EXERCISE GOAL →
Quote every line of the material beneath this one.

SOURCE RECORDS →
** begin **

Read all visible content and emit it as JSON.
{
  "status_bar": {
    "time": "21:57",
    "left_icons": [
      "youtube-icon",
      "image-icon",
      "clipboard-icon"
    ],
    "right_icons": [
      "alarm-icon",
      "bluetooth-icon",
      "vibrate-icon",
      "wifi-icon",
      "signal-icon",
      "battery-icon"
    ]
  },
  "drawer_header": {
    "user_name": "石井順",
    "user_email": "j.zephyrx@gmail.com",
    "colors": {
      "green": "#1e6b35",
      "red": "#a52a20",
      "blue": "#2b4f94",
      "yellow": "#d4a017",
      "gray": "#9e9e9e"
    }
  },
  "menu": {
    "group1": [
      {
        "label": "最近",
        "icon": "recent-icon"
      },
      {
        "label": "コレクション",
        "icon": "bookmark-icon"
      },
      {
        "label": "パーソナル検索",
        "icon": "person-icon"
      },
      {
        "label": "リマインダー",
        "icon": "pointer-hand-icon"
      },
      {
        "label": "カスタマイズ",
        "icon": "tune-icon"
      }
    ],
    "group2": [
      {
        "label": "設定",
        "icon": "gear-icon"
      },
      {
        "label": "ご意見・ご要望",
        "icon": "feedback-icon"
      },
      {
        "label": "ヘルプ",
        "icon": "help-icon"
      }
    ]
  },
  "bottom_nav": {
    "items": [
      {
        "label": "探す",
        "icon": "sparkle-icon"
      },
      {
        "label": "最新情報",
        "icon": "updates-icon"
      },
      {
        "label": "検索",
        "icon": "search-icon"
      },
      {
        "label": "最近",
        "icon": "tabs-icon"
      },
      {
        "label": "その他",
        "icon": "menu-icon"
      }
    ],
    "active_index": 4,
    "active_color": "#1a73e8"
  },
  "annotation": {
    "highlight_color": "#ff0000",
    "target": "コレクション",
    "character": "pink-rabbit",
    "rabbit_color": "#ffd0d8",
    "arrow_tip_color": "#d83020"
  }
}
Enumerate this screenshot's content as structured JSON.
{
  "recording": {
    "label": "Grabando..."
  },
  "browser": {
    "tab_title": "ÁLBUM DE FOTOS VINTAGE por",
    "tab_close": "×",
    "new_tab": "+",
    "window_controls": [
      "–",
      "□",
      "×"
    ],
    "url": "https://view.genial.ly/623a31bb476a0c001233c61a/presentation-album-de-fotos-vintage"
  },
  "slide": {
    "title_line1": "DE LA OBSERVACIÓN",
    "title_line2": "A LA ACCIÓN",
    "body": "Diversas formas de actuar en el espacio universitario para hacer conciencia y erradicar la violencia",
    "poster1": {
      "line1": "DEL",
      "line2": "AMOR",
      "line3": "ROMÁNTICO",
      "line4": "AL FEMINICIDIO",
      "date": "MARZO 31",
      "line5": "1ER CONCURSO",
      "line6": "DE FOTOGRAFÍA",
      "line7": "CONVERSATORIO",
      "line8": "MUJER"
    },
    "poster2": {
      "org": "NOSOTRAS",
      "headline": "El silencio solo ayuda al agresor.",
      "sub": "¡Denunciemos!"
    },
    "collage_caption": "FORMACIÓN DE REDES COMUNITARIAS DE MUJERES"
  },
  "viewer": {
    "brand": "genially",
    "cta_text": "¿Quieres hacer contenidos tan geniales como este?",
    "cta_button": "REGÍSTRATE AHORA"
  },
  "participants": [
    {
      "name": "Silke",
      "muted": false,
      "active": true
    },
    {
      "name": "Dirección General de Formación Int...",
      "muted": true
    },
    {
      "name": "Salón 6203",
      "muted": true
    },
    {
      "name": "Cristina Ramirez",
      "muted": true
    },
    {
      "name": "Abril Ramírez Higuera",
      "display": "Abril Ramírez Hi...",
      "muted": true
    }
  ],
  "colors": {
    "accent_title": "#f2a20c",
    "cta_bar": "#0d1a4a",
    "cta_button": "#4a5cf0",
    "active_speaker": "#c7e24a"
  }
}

** end **

REPLY TO THE TASK →
Read all visible content and emit it as JSON.
{
  "status_bar": {
    "time": "21:57",
    "left_icons": [
      "youtube-icon",
      "image-icon",
      "clipboard-icon"
    ],
    "right_icons": [
      "alarm-icon",
      "bluetooth-icon",
      "vibrate-icon",
      "wifi-icon",
      "signal-icon",
      "battery-icon"
    ]
  },
  "drawer_header": {
    "user_name": "石井順",
    "user_email": "j.zephyrx@gmail.com",
    "colors": {
      "green": "#1e6b35",
      "red": "#a52a20",
      "blue": "#2b4f94",
      "yellow": "#d4a017",
      "gray": "#9e9e9e"
    }
  },
  "menu": {
    "group1": [
      {
        "label": "最近",
        "icon": "recent-icon"
      },
      {
        "label": "コレクション",
        "icon": "bookmark-icon"
      },
      {
        "label": "パーソナル検索",
        "icon": "person-icon"
      },
      {
        "label": "リマインダー",
        "icon": "pointer-hand-icon"
      },
      {
        "label": "カスタマイズ",
        "icon": "tune-icon"
      }
    ],
    "group2": [
      {
        "label": "設定",
        "icon": "gear-icon"
      },
      {
        "label": "ご意見・ご要望",
        "icon": "feedback-icon"
      },
      {
        "label": "ヘルプ",
        "icon": "help-icon"
      }
    ]
  },
  "bottom_nav": {
    "items": [
      {
        "label": "探す",
        "icon": "sparkle-icon"
      },
      {
        "label": "最新情報",
        "icon": "updates-icon"
      },
      {
        "label": "検索",
        "icon": "search-icon"
      },
      {
        "label": "最近",
        "icon": "tabs-icon"
      },
      {
        "label": "その他",
        "icon": "menu-icon"
      }
    ],
    "active_index": 4,
    "active_color": "#1a73e8"
  },
  "annotation": {
    "highlight_color": "#ff0000",
    "target": "コレクション",
    "character": "pink-rabbit",
    "rabbit_color": "#ffd0d8",
    "arrow_tip_color": "#d83020"
  }
}
Enumerate this screenshot's content as structured JSON.
{
  "recording": {
    "label": "Grabando..."
  },
  "browser": {
    "tab_title": "ÁLBUM DE FOTOS VINTAGE por",
    "tab_close": "×",
    "new_tab": "+",
    "window_controls": [
      "–",
      "□",
      "×"
    ],
    "url": "https://view.genial.ly/623a31bb476a0c001233c61a/presentation-album-de-fotos-vintage"
  },
  "slide": {
    "title_line1": "DE LA OBSERVACIÓN",
    "title_line2": "A LA ACCIÓN",
    "body": "Diversas formas de actuar en el espacio universitario para hacer conciencia y erradicar la violencia",
    "poster1": {
      "line1": "DEL",
      "line2": "AMOR",
      "line3": "ROMÁNTICO",
      "line4": "AL FEMINICIDIO",
      "date": "MARZO 31",
      "line5": "1ER CONCURSO",
      "line6": "DE FOTOGRAFÍA",
      "line7": "CONVERSATORIO",
      "line8": "MUJER"
    },
    "poster2": {
      "org": "NOSOTRAS",
      "headline": "El silencio solo ayuda al agresor.",
      "sub": "¡Denunciemos!"
    },
    "collage_caption": "FORMACIÓN DE REDES COMUNITARIAS DE MUJERES"
  },
  "viewer": {
    "brand": "genially",
    "cta_text": "¿Quieres hacer contenidos tan geniales como este?",
    "cta_button": "REGÍSTRATE AHORA"
  },
  "participants": [
    {
      "name": "Silke",
      "muted": false,
      "active": true
    },
    {
      "name": "Dirección General de Formación Int...",
      "muted": true
    },
    {
      "name": "Salón 6203",
      "muted": true
    },
    {
      "name": "Cristina Ramirez",
      "muted": true
    },
    {
      "name": "Abril Ramírez Higuera",
      "display": "Abril Ramírez Hi...",
      "muted": true
    }
  ],
  "colors": {
    "accent_title": "#f2a20c",
    "cta_bar": "#0d1a4a",
    "cta_button": "#4a5cf0",
    "active_speaker": "#c7e24a"
  }
}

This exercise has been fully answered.